(Stored data entries)
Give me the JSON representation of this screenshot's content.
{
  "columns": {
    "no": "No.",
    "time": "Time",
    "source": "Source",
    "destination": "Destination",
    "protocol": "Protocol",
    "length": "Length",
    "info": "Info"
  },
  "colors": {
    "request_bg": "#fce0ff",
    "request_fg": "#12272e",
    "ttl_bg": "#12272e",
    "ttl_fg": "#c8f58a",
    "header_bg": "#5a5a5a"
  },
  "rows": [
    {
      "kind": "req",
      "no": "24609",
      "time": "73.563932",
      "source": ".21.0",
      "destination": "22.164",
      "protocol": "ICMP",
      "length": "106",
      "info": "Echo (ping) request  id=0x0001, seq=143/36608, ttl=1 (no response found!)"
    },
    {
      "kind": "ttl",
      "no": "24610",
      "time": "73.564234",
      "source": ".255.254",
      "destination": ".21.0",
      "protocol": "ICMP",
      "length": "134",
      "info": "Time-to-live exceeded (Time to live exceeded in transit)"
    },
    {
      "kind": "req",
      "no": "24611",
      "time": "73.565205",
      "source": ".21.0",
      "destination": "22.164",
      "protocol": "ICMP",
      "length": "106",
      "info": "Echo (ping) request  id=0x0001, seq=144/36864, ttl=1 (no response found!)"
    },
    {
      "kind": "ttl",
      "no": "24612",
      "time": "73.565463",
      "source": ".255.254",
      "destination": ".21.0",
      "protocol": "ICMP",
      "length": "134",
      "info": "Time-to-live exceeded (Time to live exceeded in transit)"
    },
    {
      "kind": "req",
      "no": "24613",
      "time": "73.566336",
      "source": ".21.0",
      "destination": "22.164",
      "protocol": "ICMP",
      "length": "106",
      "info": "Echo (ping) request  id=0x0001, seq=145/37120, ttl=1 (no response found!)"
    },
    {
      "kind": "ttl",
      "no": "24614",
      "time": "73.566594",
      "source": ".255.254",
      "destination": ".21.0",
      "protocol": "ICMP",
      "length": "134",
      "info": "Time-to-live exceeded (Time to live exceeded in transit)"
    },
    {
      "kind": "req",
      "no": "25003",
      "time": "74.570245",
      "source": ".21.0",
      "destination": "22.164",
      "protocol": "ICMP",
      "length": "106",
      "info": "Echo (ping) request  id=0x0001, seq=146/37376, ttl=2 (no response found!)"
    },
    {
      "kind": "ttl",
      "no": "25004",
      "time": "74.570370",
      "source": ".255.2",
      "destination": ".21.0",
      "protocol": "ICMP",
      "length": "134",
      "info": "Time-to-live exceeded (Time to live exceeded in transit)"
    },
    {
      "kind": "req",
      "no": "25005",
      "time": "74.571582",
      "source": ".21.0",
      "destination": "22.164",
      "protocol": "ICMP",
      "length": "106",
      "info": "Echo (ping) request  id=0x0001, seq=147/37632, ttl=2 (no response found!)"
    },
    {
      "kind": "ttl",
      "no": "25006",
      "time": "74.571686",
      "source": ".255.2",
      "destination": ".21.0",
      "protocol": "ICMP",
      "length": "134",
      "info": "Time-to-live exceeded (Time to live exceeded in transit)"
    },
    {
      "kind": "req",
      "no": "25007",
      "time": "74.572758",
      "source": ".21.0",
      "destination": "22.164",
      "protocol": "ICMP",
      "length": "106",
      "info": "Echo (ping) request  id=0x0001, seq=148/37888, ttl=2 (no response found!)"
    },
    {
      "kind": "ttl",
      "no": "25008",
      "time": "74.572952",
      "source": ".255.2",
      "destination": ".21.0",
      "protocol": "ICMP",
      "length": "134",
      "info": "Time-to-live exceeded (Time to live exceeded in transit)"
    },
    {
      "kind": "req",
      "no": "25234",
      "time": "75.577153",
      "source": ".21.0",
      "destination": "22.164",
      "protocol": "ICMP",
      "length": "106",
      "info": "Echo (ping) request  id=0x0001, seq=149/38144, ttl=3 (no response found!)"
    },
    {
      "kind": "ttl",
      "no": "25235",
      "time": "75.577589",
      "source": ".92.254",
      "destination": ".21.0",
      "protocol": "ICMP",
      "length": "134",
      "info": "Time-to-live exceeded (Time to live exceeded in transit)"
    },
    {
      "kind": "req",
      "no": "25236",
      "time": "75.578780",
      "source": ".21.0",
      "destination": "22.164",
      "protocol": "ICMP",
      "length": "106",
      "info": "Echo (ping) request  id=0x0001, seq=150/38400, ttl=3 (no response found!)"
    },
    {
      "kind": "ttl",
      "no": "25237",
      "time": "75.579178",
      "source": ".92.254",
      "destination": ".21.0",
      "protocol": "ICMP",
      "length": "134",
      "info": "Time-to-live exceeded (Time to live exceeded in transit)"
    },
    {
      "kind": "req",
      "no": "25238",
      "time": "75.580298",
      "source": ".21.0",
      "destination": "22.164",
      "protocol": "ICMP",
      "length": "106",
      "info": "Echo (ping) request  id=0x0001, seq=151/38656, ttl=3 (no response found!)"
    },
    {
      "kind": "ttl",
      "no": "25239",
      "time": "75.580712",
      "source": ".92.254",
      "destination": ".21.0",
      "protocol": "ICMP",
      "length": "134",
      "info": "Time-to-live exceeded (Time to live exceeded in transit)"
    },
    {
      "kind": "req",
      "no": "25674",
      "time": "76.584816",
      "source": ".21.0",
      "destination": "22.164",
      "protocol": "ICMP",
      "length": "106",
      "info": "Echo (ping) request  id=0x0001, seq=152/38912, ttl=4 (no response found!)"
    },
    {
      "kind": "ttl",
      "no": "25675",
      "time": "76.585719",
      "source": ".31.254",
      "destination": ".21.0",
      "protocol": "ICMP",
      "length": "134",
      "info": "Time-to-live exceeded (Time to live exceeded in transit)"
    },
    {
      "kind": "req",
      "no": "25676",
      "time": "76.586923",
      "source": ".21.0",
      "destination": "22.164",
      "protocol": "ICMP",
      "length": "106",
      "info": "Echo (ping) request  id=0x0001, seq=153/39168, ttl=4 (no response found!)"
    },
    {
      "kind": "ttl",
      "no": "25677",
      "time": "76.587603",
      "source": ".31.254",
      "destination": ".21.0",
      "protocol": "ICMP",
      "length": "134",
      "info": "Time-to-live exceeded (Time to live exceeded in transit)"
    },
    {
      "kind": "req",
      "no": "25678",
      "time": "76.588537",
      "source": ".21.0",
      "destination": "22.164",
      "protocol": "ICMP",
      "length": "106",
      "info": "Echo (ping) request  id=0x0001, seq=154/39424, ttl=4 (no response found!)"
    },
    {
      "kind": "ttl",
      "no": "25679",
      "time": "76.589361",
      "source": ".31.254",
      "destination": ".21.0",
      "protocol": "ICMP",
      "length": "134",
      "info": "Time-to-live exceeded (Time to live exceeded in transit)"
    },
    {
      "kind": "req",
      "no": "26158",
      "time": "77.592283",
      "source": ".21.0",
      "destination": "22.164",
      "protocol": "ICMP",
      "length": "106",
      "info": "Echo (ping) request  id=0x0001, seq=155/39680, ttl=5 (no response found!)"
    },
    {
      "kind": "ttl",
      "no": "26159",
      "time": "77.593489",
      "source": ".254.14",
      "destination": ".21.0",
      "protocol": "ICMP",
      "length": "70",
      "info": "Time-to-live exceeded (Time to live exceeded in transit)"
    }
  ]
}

OBJECTIVE: Repeat the listing above without any change.

RESPONSE TO THIS EXERCISE:
Give me the JSON representation of this screenshot's content.
{
  "columns": {
    "no": "No.",
    "time": "Time",
    "source": "Source",
    "destination": "Destination",
    "protocol": "Protocol",
    "length": "Length",
    "info": "Info"
  },
  "colors": {
    "request_bg": "#fce0ff",
    "request_fg": "#12272e",
    "ttl_bg": "#12272e",
    "ttl_fg": "#c8f58a",
    "header_bg": "#5a5a5a"
  },
  "rows": [
    {
      "kind": "req",
      "no": "24609",
      "time": "73.563932",
      "source": ".21.0",
      "destination": "22.164",
      "protocol": "ICMP",
      "length": "106",
      "info": "Echo (ping) request  id=0x0001, seq=143/36608, ttl=1 (no response found!)"
    },
    {
      "kind": "ttl",
      "no": "24610",
      "time": "73.564234",
      "source": ".255.254",
      "destination": ".21.0",
      "protocol": "ICMP",
      "length": "134",
      "info": "Time-to-live exceeded (Time to live exceeded in transit)"
    },
    {
      "kind": "req",
      "no": "24611",
      "time": "73.565205",
      "source": ".21.0",
      "destination": "22.164",
      "protocol": "ICMP",
      "length": "106",
      "info": "Echo (ping) request  id=0x0001, seq=144/36864, ttl=1 (no response found!)"
    },
    {
      "kind": "ttl",
      "no": "24612",
      "time": "73.565463",
      "source": ".255.254",
      "destination": ".21.0",
      "protocol": "ICMP",
      "length": "134",
      "info": "Time-to-live exceeded (Time to live exceeded in transit)"
    },
    {
      "kind": "req",
      "no": "24613",
      "time": "73.566336",
      "source": ".21.0",
      "destination": "22.164",
      "protocol": "ICMP",
      "length": "106",
      "info": "Echo (ping) request  id=0x0001, seq=145/37120, ttl=1 (no response found!)"
    },
    {
      "kind": "ttl",
      "no": "24614",
      "time": "73.566594",
      "source": ".255.254",
      "destination": ".21.0",
      "protocol": "ICMP",
      "length": "134",
      "info": "Time-to-live exceeded (Time to live exceeded in transit)"
    },
    {
      "kind": "req",
      "no": "25003",
      "time": "74.570245",
      "source": ".21.0",
      "destination": "22.164",
      "protocol": "ICMP",
      "length": "106",
      "info": "Echo (ping) request  id=0x0001, seq=146/37376, ttl=2 (no response found!)"
    },
    {
      "kind": "ttl",
      "no": "25004",
      "time": "74.570370",
      "source": ".255.2",
      "destination": ".21.0",
      "protocol": "ICMP",
      "length": "134",
      "info": "Time-to-live exceeded (Time to live exceeded in transit)"
    },
    {
      "kind": "req",
      "no": "25005",
      "time": "74.571582",
      "source": ".21.0",
      "destination": "22.164",
      "protocol": "ICMP",
      "length": "106",
      "info": "Echo (ping) request  id=0x0001, seq=147/37632, ttl=2 (no response found!)"
    },
    {
      "kind": "ttl",
      "no": "25006",
      "time": "74.571686",
      "source": ".255.2",
      "destination": ".21.0",
      "protocol": "ICMP",
      "length": "134",
      "info": "Time-to-live exceeded (Time to live exceeded in transit)"
    },
    {
      "kind": "req",
      "no": "25007",
      "time": "74.572758",
      "source": ".21.0",
      "destination": "22.164",
      "protocol": "ICMP",
      "length": "106",
      "info": "Echo (ping) request  id=0x0001, seq=148/37888, ttl=2 (no response found!)"
    },
    {
      "kind": "ttl",
      "no": "25008",
      "time": "74.572952",
      "source": ".255.2",
      "destination": ".21.0",
      "protocol": "ICMP",
      "length": "134",
      "info": "Time-to-live exceeded (Time to live exceeded in transit)"
    },
    {
      "kind": "req",
      "no": "25234",
      "time": "75.577153",
      "source": ".21.0",
      "destination": "22.164",
      "protocol": "ICMP",
      "length": "106",
      "info": "Echo (ping) request  id=0x0001, seq=149/38144, ttl=3 (no response found!)"
    },
    {
      "kind": "ttl",
      "no": "25235",
      "time": "75.577589",
      "source": ".92.254",
      "destination": ".21.0",
      "protocol": "ICMP",
      "length": "134",
      "info": "Time-to-live exceeded (Time to live exceeded in transit)"
    },
    {
      "kind": "req",
      "no": "25236",
      "time": "75.578780",
      "source": ".21.0",
      "destination": "22.164",
      "protocol": "ICMP",
      "length": "106",
      "info": "Echo (ping) request  id=0x0001, seq=150/38400, ttl=3 (no response found!)"
    },
    {
      "kind": "ttl",
      "no": "25237",
      "time": "75.579178",
      "source": ".92.254",
      "destination": ".21.0",
      "protocol": "ICMP",
      "length": "134",
      "info": "Time-to-live exceeded (Time to live exceeded in transit)"
    },
    {
      "kind": "req",
      "no": "25238",
      "time": "75.580298",
      "source": ".21.0",
      "destination": "22.164",
      "protocol": "ICMP",
      "length": "106",
      "info": "Echo (ping) request  id=0x0001, seq=151/38656, ttl=3 (no response found!)"
    },
    {
      "kind": "ttl",
      "no": "25239",
      "time": "75.580712",
      "source": ".92.254",
      "destination": ".21.0",
      "protocol": "ICMP",
      "length": "134",
      "info": "Time-to-live exceeded (Time to live exceeded in transit)"
    },
    {
      "kind": "req",
      "no": "25674",
      "time": "76.584816",
      "source": ".21.0",
      "destination": "22.164",
      "protocol": "ICMP",
      "length": "106",
      "info": "Echo (ping) request  id=0x0001, seq=152/38912, ttl=4 (no response found!)"
    },
    {
      "kind": "ttl",
      "no": "25675",
      "time": "76.585719",
      "source": ".31.254",
      "destination": ".21.0",
      "protocol": "ICMP",
      "length": "134",
      "info": "Time-to-live exceeded (Time to live exceeded in transit)"
    },
    {
      "kind": "req",
      "no": "25676",
      "time": "76.586923",
      "source": ".21.0",
      "destination": "22.164",
      "protocol": "ICMP",
      "length": "106",
      "info": "Echo (ping) request  id=0x0001, seq=153/39168, ttl=4 (no response found!)"
    },
    {
      "kind": "ttl",
      "no": "25677",
      "time": "76.587603",
      "source": ".31.254",
      "destination": ".21.0",
      "protocol": "ICMP",
      "length": "134",
      "info": "Time-to-live exceeded (Time to live exceeded in transit)"
    },
    {
      "kind": "req",
      "no": "25678",
      "time": "76.588537",
      "source": ".21.0",
      "destination": "22.164",
      "protocol": "ICMP",
      "length": "106",
      "info": "Echo (ping) request  id=0x0001, seq=154/39424, ttl=4 (no response found!)"
    },
    {
      "kind": "ttl",
      "no": "25679",
      "time": "76.589361",
      "source": ".31.254",
      "destination": ".21.0",
      "protocol": "ICMP",
      "length": "134",
      "info": "Time-to-live exceeded (Time to live exceeded in transit)"
    },
    {
      "kind": "req",
      "no": "26158",
      "time": "77.592283",
      "source": ".21.0",
      "destination": "22.164",
      "protocol": "ICMP",
      "length": "106",
      "info": "Echo (ping) request  id=0x0001, seq=155/39680, ttl=5 (no response found!)"
    },
    {
      "kind": "ttl",
      "no": "26159",
      "time": "77.593489",
      "source": ".254.14",
      "destination": ".21.0",
      "protocol": "ICMP",
      "length": "70",
      "info": "Time-to-live exceeded (Time to live exceeded in transit)"
    }
  ]
}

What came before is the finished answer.